Imprime íntegro el texto sobre «El color del dinero», sin cambiar una sola palabra.

• _TEXTO DE LECTURA_
================

‘El color del dinero’ cumple 40 años convertida en un clásico de los ochenta y en el digno ejemplo de cómo cuando parece que va a salir todo mal, sale muy bien
A mediados de la década de 1980, Martin Scorsese estaba empezando a asimilar una dura lección. La industria había cambiado. Quedaban atrás los días del Nuevo Hollywood y su estridente revolución cinematográfica. Los grandes estudios ya no estaban tan dispuestos a dar carta blanca a la generación de cineastas rebeldes que, como el propio Scorsese, había irrumpido 15 años antes para cambiar las reglas del negocio.
La utopía de un cine comercial de autor, valiente y libérrimo, empezaba a disiparse. Coppola había perdido pie, a Friedkin, Cimino, Milius o Bogdanovich se les consideraba poco menos que veneno para la taquilla. Él mismo había visto, en 1983, como se cancelaba, tras dos años de desarrollo, uno de sus proyectos más ambiciosos, La última tentación de Cristo, una versión canalla y heterodoxa del relato evangélico.
En tan triste coyuntura, Scorsese compartió con su buen amigo Hal Ashby, otra luminaria en horas bajas, que solo vislumbraba una estrategia de supervivencia posible: había que recuperar la vieja receta del Orson Welles decadente y resignarse a hacer “una para nosotros y otra para ellos”. Es decir, por cada película más bien barata, personal y artísticamente ambiciosa, había que hacer otra industrial, de encargo y con un alto presupuesto.

================

• _MATERIAL EXTRAÍDO_
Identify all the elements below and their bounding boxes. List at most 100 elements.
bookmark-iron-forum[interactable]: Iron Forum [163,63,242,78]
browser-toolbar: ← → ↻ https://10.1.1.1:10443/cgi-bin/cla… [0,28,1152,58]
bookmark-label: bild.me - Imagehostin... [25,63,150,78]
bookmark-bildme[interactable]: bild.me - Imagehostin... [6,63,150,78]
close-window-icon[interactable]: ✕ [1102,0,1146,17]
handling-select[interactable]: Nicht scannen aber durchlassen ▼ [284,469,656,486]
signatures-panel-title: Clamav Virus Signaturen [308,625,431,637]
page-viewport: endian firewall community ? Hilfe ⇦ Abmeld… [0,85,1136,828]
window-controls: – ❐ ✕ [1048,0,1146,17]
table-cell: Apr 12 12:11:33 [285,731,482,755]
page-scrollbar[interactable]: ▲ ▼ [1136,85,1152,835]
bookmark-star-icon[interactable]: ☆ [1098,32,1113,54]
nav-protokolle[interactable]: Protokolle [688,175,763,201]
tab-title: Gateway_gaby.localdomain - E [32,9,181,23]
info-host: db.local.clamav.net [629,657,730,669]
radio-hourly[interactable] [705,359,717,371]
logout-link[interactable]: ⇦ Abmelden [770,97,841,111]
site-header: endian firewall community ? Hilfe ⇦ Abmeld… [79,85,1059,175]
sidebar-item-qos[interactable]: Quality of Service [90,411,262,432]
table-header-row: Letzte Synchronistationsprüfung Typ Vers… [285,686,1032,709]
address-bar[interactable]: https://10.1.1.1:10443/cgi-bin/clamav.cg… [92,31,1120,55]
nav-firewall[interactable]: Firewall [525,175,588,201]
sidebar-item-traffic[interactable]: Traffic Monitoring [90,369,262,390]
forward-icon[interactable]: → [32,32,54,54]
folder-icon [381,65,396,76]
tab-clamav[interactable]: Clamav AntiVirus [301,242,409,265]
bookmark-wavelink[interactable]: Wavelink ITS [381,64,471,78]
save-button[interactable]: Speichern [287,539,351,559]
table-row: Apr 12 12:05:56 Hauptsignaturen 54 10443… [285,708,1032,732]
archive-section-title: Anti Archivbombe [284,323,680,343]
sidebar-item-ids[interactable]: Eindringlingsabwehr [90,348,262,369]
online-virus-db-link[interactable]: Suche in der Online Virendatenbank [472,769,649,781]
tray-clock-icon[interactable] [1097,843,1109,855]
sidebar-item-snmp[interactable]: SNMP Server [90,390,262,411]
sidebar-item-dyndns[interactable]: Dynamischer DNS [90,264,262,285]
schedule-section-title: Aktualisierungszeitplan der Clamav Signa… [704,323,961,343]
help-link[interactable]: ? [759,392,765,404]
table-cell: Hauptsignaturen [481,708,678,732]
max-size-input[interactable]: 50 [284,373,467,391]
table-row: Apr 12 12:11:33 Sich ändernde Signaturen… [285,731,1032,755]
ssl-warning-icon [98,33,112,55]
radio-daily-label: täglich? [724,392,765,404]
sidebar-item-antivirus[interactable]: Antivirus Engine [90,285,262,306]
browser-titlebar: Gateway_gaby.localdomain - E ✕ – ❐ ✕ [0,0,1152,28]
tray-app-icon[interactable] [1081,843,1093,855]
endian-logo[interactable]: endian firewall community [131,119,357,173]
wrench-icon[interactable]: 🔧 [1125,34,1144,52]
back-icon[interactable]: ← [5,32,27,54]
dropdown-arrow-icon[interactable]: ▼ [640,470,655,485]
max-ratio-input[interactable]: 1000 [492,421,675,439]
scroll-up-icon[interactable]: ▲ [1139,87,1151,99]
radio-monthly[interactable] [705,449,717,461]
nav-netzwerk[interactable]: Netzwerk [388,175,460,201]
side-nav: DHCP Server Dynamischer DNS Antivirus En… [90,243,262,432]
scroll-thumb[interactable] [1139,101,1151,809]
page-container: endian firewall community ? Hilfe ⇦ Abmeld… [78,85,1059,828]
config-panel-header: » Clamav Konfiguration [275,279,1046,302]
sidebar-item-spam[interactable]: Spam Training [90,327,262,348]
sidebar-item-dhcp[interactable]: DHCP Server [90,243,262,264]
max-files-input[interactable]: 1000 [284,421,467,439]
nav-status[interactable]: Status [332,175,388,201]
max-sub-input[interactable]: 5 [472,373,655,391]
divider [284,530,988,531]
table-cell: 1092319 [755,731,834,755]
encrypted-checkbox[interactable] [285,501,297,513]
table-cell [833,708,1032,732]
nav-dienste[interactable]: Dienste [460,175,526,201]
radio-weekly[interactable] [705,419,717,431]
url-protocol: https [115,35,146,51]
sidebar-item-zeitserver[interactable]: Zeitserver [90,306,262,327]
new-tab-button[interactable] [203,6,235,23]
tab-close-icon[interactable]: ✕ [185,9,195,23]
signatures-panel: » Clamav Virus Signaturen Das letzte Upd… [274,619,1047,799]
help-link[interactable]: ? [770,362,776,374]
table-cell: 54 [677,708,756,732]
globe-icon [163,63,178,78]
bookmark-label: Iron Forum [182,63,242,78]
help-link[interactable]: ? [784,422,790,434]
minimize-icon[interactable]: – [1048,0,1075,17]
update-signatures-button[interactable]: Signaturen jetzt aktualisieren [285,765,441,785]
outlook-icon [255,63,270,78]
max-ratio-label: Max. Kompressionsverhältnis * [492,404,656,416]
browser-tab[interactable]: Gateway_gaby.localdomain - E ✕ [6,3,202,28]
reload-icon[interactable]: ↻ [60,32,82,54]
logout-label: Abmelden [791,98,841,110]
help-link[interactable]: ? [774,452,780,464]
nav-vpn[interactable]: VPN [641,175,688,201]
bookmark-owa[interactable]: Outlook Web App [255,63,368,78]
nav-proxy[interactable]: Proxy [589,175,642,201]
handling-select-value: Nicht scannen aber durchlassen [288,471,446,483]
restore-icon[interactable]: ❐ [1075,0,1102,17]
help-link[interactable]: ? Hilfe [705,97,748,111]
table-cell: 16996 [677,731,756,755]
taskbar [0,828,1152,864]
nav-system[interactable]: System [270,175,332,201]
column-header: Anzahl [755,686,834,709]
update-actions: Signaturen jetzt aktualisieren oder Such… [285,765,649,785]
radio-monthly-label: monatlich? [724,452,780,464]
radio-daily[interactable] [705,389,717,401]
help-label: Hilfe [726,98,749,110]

================

• _SOLUCIÓN_
‘El color del dinero’ cumple 40 años convertida en un clásico de los ochenta y en el digno ejemplo de cómo cuando parece que va a salir todo mal, sale muy bien
A mediados de la década de 1980, Martin Scorsese estaba empezando a asimilar una dura lección. La industria había cambiado. Quedaban atrás los días del Nuevo Hollywood y su estridente revolución cinematográfica. Los grandes estudios ya no estaban tan dispuestos a dar carta blanca a la generación de cineastas rebeldes que, como el propio Scorsese, había irrumpido 15 años antes para cambiar las reglas del negocio.
La utopía de un cine comercial de autor, valiente y libérrimo, empezaba a disiparse. Coppola había perdido pie, a Friedkin, Cimino, Milius o Bogdanovich se les consideraba poco menos que veneno para la taquilla. Él mismo había visto, en 1983, como se cancelaba, tras dos años de desarrollo, uno de sus proyectos más ambiciosos, La última tentación de Cristo, una versión canalla y heterodoxa del relato evangélico.
En tan triste coyuntura, Scorsese compartió con su buen amigo Hal Ashby, otra luminaria en horas bajas, que solo vislumbraba una estrategia de supervivencia posible: había que recuperar la vieja receta del Orson Welles decadente y resignarse a hacer “una para nosotros y otra para ellos”. Es decir, por cada película más bien barata, personal y artísticamente ambiciosa, había que hacer otra industrial, de encargo y con un alto presupuesto.